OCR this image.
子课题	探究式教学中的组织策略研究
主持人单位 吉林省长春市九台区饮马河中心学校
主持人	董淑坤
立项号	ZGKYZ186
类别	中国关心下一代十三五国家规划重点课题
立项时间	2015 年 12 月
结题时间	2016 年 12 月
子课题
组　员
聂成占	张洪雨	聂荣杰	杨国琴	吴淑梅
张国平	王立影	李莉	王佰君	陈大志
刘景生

• • • • • • •

# Problem details
Your task is to return the full listing exactly as it was given.

# Correct answer
OCR this image.
子课题	探究式教学中的组织策略研究
主持人单位 吉林省长春市九台区饮马河中心学校
主持人	董淑坤
立项号	ZGKYZ186
类别	中国关心下一代十三五国家规划重点课题
立项时间	2015 年 12 月
结题时间	2016 年 12 月
子课题
组　员
聂成占	张洪雨	聂荣杰	杨国琴	吴淑梅
张国平	王立影	李莉	王佰君	陈大志
刘景生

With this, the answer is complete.